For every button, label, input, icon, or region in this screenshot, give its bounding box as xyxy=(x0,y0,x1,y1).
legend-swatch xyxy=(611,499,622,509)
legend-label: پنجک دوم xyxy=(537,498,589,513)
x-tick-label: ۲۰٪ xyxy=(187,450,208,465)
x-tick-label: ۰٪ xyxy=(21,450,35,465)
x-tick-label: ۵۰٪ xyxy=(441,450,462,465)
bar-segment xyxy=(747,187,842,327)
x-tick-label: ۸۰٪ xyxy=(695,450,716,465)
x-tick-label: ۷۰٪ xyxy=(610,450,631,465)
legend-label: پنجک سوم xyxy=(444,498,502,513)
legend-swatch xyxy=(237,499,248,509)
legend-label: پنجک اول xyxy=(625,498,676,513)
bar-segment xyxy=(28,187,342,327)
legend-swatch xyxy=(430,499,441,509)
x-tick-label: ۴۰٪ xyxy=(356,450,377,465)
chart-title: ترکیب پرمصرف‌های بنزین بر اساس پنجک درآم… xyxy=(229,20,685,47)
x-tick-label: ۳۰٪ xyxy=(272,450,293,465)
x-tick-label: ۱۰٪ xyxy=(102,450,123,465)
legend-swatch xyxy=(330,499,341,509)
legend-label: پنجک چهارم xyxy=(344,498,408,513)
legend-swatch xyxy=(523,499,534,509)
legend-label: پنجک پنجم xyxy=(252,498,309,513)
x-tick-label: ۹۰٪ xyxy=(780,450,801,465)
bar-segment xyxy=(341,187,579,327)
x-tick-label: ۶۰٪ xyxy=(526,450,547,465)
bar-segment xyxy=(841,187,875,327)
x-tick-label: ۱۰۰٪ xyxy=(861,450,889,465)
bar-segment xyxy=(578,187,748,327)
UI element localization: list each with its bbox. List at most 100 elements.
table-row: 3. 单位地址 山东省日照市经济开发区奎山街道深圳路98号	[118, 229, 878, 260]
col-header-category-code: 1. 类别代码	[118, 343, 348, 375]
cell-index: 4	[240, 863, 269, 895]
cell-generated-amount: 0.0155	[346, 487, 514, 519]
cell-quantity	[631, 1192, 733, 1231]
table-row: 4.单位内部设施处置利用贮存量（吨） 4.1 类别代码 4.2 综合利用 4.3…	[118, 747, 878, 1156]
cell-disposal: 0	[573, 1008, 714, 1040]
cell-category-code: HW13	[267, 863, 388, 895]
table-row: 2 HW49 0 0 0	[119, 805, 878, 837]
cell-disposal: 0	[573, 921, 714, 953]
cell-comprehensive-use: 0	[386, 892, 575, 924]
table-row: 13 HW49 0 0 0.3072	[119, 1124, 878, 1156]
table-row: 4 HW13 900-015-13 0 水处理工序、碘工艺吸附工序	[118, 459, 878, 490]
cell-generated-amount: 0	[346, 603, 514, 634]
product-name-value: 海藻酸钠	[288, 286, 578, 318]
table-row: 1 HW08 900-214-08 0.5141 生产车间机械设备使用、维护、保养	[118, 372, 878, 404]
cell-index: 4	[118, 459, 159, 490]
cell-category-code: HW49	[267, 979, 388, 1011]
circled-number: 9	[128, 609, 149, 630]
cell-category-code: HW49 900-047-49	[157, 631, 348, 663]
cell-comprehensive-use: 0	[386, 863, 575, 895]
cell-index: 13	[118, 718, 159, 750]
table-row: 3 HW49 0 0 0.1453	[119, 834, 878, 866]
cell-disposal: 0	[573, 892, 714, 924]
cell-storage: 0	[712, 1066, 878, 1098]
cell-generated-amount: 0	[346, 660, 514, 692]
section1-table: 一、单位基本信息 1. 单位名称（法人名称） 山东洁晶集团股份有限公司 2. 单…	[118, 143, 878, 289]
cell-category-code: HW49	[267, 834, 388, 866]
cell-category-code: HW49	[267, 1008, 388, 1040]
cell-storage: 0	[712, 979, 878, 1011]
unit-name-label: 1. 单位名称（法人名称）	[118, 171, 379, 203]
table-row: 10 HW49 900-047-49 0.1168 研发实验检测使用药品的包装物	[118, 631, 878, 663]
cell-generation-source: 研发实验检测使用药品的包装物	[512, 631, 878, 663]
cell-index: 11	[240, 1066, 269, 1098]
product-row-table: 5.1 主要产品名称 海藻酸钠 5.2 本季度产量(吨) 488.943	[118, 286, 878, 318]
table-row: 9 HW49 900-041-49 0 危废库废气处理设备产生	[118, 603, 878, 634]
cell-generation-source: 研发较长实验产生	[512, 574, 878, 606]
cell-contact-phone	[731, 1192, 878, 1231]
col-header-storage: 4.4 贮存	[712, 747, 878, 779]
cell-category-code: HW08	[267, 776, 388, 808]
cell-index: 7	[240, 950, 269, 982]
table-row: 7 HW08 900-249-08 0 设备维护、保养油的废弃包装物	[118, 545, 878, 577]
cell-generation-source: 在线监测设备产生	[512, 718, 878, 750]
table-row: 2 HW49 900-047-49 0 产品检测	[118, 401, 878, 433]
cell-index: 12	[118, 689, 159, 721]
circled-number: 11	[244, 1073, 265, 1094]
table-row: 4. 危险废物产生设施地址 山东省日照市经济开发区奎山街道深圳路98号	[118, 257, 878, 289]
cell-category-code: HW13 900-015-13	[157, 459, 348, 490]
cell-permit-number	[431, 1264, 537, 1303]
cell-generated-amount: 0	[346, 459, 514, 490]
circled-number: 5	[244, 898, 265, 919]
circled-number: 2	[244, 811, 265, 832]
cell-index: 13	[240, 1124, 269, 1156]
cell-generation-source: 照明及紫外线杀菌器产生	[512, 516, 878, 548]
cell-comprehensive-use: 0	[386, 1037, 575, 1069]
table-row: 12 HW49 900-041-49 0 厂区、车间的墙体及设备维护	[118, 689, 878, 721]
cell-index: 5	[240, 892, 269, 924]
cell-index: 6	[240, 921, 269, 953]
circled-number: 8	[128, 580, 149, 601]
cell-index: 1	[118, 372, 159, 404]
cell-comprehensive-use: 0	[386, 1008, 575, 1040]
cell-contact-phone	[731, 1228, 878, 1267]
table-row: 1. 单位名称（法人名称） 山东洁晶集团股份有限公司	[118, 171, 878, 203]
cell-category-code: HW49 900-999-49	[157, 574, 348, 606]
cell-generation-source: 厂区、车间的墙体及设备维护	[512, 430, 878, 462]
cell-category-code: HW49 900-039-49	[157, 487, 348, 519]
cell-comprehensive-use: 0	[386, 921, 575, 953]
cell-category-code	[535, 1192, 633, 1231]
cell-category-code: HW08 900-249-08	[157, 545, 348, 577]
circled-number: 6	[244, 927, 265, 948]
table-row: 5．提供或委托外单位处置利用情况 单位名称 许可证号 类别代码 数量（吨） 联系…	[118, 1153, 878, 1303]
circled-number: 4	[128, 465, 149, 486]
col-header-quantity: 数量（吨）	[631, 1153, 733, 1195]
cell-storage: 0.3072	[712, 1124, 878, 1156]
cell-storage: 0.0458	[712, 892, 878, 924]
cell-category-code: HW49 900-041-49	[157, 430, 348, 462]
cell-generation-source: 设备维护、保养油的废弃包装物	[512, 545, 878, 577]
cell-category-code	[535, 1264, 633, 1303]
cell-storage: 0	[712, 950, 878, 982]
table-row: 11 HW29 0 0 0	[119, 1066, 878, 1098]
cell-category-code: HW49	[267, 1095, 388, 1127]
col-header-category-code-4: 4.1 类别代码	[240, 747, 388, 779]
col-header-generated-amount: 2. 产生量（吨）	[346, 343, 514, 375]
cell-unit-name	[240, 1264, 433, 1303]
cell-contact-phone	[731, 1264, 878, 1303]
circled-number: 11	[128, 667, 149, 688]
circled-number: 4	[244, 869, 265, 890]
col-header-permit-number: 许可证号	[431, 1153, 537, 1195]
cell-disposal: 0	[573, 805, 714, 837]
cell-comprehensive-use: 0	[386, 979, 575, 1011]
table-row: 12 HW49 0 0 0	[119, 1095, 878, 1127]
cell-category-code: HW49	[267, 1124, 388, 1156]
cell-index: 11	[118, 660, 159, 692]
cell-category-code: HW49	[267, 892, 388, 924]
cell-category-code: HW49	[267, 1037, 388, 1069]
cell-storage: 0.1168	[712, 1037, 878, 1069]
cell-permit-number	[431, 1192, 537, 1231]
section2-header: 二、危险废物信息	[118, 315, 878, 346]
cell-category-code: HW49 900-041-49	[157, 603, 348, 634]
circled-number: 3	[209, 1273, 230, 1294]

- - - -

● Exercise brief:
Return everything from the start of the data down to and including the line that contains "863, 269, 895]", with every character unchanged.

● Answer below:
For every button, label, input, icon, or region in this screenshot, give its bounding box as xyxy=(x0,y0,x1,y1).
legend-swatch xyxy=(611,499,622,509)
legend-label: پنجک دوم xyxy=(537,498,589,513)
x-tick-label: ۲۰٪ xyxy=(187,450,208,465)
x-tick-label: ۰٪ xyxy=(21,450,35,465)
x-tick-label: ۵۰٪ xyxy=(441,450,462,465)
bar-segment xyxy=(747,187,842,327)
x-tick-label: ۸۰٪ xyxy=(695,450,716,465)
x-tick-label: ۷۰٪ xyxy=(610,450,631,465)
legend-label: پنجک سوم xyxy=(444,498,502,513)
legend-swatch xyxy=(237,499,248,509)
legend-label: پنجک اول xyxy=(625,498,676,513)
bar-segment xyxy=(28,187,342,327)
legend-swatch xyxy=(430,499,441,509)
x-tick-label: ۴۰٪ xyxy=(356,450,377,465)
chart-title: ترکیب پرمصرف‌های بنزین بر اساس پنجک درآم… xyxy=(229,20,685,47)
x-tick-label: ۳۰٪ xyxy=(272,450,293,465)
x-tick-label: ۱۰٪ xyxy=(102,450,123,465)
legend-swatch xyxy=(330,499,341,509)
legend-label: پنجک چهارم xyxy=(344,498,408,513)
legend-swatch xyxy=(523,499,534,509)
legend-label: پنجک پنجم xyxy=(252,498,309,513)
x-tick-label: ۹۰٪ xyxy=(780,450,801,465)
bar-segment xyxy=(341,187,579,327)
x-tick-label: ۶۰٪ xyxy=(526,450,547,465)
bar-segment xyxy=(841,187,875,327)
x-tick-label: ۱۰۰٪ xyxy=(861,450,889,465)
bar-segment xyxy=(578,187,748,327)
UI element localization: list each with its bbox. List at most 100 elements.
table-row: 3. 单位地址 山东省日照市经济开发区奎山街道深圳路98号	[118, 229, 878, 260]
col-header-category-code: 1. 类别代码	[118, 343, 348, 375]
cell-index: 4	[240, 863, 269, 895]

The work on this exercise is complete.